What you will do: Print the stretch of the listing from its start through the line containing "svg-text:4: 4 xyxy=(446,442,454,457)" exactly as it appears, including both ends and nothing beyond them.

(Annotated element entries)
::::

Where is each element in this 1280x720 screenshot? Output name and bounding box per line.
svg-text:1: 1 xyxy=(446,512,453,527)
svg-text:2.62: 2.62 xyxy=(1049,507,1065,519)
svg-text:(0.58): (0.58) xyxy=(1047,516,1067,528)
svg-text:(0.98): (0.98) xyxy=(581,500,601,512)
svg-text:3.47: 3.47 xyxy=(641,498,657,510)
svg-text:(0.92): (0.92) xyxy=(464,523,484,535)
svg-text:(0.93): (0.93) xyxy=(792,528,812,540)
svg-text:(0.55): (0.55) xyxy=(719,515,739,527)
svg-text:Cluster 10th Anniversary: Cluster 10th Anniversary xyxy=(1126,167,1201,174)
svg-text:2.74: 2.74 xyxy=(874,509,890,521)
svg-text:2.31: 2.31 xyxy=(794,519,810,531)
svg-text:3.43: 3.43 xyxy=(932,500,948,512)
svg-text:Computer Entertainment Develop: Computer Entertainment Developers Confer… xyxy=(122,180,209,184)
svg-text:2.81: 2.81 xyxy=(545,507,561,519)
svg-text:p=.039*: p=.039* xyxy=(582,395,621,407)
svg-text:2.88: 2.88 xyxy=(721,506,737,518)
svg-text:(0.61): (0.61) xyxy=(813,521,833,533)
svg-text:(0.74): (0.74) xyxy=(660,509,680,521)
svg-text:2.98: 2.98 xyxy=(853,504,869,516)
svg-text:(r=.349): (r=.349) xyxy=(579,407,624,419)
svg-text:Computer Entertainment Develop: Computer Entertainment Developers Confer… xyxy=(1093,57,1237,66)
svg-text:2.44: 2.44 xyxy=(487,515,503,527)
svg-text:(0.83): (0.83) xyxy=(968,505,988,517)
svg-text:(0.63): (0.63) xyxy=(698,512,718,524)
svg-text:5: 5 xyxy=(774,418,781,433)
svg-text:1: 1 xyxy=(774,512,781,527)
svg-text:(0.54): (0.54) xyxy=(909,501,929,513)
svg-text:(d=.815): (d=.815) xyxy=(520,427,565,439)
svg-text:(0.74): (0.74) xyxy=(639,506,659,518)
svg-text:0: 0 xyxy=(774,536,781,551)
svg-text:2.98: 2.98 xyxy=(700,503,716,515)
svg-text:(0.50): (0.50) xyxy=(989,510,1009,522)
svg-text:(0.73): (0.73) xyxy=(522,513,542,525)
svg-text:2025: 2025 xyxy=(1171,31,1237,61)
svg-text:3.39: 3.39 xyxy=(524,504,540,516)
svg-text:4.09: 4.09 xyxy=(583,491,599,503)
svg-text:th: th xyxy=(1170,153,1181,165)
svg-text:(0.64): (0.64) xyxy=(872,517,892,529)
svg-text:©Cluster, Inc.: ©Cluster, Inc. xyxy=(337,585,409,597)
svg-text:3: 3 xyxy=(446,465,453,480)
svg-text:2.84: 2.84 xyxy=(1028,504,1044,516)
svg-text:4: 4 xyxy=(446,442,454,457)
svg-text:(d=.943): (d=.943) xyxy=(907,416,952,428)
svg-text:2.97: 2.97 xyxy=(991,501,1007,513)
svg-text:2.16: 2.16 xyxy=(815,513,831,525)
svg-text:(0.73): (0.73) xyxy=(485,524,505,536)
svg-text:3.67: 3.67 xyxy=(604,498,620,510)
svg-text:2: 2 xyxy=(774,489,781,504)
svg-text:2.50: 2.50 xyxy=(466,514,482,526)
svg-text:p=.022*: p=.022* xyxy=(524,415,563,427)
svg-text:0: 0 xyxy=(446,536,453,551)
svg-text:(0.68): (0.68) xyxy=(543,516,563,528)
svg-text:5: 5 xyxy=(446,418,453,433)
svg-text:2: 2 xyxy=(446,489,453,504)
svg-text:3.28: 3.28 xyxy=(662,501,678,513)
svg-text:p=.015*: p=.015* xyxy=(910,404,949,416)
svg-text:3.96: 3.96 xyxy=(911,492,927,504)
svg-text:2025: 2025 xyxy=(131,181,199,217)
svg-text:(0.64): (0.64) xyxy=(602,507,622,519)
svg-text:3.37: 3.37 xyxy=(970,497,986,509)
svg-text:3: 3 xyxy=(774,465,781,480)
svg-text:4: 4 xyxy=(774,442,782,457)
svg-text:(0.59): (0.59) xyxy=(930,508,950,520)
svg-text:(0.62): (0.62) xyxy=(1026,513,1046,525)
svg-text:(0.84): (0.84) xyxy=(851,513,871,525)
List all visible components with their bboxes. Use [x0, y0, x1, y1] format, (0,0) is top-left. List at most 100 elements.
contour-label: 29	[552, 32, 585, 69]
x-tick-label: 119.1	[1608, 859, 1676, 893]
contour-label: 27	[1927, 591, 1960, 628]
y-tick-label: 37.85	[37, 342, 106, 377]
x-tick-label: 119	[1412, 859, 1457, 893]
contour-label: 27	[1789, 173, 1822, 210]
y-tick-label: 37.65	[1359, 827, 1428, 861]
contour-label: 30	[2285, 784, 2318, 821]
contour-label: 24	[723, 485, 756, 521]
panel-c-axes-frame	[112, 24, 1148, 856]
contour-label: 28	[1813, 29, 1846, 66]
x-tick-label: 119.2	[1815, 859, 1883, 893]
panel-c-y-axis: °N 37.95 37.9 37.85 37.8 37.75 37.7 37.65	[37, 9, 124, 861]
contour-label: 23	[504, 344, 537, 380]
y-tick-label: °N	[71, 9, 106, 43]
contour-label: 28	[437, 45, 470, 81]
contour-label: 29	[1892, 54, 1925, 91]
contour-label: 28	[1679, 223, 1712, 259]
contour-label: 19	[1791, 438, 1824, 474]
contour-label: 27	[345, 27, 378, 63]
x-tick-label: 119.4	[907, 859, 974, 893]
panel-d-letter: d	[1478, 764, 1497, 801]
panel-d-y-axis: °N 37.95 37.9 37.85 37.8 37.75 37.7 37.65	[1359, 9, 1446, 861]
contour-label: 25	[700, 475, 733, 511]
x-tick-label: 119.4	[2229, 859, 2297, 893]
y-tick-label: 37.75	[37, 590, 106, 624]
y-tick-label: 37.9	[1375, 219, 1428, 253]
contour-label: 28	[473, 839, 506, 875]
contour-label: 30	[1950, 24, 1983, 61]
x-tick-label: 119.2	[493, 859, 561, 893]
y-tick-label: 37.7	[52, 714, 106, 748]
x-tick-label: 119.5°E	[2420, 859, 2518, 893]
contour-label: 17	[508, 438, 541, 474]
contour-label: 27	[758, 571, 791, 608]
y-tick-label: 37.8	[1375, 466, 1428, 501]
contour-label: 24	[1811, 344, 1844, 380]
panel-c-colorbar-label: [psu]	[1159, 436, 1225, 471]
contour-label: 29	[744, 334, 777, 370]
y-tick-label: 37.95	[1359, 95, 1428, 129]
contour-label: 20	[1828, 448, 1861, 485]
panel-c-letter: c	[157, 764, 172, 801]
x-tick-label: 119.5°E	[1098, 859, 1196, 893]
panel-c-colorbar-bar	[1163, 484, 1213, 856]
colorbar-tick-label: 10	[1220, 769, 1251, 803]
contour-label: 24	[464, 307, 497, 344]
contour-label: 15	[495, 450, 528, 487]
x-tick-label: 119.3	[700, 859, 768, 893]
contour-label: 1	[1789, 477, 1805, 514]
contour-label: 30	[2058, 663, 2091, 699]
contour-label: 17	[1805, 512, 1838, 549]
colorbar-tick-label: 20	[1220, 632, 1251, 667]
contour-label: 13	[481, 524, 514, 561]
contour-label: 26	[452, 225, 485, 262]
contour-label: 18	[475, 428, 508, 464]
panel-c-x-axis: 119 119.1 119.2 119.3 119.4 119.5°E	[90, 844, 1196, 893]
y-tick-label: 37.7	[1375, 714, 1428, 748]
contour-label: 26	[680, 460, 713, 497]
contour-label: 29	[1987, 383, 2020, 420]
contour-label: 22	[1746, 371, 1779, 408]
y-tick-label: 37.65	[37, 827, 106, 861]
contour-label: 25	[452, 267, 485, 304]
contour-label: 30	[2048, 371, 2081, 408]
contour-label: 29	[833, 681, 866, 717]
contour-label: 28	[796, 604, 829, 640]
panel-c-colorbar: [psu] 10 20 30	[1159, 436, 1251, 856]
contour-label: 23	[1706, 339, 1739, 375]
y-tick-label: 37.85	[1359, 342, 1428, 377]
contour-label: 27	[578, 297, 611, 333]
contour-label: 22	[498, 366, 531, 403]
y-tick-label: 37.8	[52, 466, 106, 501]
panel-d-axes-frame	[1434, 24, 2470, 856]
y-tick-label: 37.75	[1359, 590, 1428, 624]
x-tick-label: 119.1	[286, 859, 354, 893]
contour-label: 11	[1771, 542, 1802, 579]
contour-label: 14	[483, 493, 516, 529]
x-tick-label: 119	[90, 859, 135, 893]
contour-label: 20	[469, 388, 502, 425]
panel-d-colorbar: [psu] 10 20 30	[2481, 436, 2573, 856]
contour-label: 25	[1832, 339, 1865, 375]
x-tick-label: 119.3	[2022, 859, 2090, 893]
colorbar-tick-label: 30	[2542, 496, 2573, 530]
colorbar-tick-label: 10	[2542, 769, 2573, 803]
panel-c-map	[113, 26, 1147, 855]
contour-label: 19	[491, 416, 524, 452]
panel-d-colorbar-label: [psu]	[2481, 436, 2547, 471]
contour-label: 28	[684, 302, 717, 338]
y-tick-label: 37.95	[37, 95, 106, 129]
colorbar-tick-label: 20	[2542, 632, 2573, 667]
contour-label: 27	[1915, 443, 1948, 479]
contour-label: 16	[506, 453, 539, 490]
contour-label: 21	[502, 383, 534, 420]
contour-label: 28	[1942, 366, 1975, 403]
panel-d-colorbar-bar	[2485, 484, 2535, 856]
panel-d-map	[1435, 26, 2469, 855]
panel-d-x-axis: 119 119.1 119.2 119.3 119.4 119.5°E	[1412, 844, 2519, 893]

::::

Expected output:
Where is each element in this 1280x720 screenshot? Output name and bounding box per line.
svg-text:1: 1 xyxy=(446,512,453,527)
svg-text:2.62: 2.62 xyxy=(1049,507,1065,519)
svg-text:(0.58): (0.58) xyxy=(1047,516,1067,528)
svg-text:(0.98): (0.98) xyxy=(581,500,601,512)
svg-text:3.47: 3.47 xyxy=(641,498,657,510)
svg-text:(0.92): (0.92) xyxy=(464,523,484,535)
svg-text:(0.93): (0.93) xyxy=(792,528,812,540)
svg-text:(0.55): (0.55) xyxy=(719,515,739,527)
svg-text:Cluster 10th Anniversary: Cluster 10th Anniversary xyxy=(1126,167,1201,174)
svg-text:2.74: 2.74 xyxy=(874,509,890,521)
svg-text:2.31: 2.31 xyxy=(794,519,810,531)
svg-text:3.43: 3.43 xyxy=(932,500,948,512)
svg-text:Computer Entertainment Develop: Computer Entertainment Developers Confer… xyxy=(122,180,209,184)
svg-text:2.81: 2.81 xyxy=(545,507,561,519)
svg-text:p=.039*: p=.039* xyxy=(582,395,621,407)
svg-text:2.88: 2.88 xyxy=(721,506,737,518)
svg-text:(0.61): (0.61) xyxy=(813,521,833,533)
svg-text:(0.74): (0.74) xyxy=(660,509,680,521)
svg-text:2.98: 2.98 xyxy=(853,504,869,516)
svg-text:(r=.349): (r=.349) xyxy=(579,407,624,419)
svg-text:Computer Entertainment Develop: Computer Entertainment Developers Confer… xyxy=(1093,57,1237,66)
svg-text:2.44: 2.44 xyxy=(487,515,503,527)
svg-text:(0.83): (0.83) xyxy=(968,505,988,517)
svg-text:(0.63): (0.63) xyxy=(698,512,718,524)
svg-text:5: 5 xyxy=(774,418,781,433)
svg-text:1: 1 xyxy=(774,512,781,527)
svg-text:(0.54): (0.54) xyxy=(909,501,929,513)
svg-text:(d=.815): (d=.815) xyxy=(520,427,565,439)
svg-text:(0.74): (0.74) xyxy=(639,506,659,518)
svg-text:0: 0 xyxy=(774,536,781,551)
svg-text:2.98: 2.98 xyxy=(700,503,716,515)
svg-text:(0.50): (0.50) xyxy=(989,510,1009,522)
svg-text:(0.73): (0.73) xyxy=(522,513,542,525)
svg-text:2025: 2025 xyxy=(1171,31,1237,61)
svg-text:3.39: 3.39 xyxy=(524,504,540,516)
svg-text:4.09: 4.09 xyxy=(583,491,599,503)
svg-text:th: th xyxy=(1170,153,1181,165)
svg-text:(0.64): (0.64) xyxy=(872,517,892,529)
svg-text:©Cluster, Inc.: ©Cluster, Inc. xyxy=(337,585,409,597)
svg-text:3: 3 xyxy=(446,465,453,480)
svg-text:2.84: 2.84 xyxy=(1028,504,1044,516)
svg-text:4: 4 xyxy=(446,442,454,457)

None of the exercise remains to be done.